• [Exercise brief]: Count how many lines in this material contain "昆大丽版四飞". The answer is that number alone.
★ ★ ★ ★
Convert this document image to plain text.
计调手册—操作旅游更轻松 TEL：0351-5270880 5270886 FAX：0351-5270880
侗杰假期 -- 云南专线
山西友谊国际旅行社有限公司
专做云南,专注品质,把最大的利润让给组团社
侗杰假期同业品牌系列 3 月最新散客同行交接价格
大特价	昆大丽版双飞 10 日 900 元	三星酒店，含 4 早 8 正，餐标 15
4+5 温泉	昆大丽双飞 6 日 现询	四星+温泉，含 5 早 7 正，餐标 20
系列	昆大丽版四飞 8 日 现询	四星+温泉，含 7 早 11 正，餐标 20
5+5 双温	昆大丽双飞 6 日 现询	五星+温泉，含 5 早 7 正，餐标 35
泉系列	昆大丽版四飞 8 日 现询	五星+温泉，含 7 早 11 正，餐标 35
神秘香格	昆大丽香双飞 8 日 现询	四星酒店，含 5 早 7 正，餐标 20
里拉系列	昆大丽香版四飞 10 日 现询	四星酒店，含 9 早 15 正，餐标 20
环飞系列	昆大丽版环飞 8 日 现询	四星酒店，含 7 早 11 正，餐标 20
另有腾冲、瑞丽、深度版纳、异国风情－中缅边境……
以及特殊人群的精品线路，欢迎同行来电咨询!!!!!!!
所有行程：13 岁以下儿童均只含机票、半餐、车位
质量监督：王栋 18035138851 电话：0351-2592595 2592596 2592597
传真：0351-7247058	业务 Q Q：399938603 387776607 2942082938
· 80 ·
★ ★ ★ ★
• [Answer for the task]: 2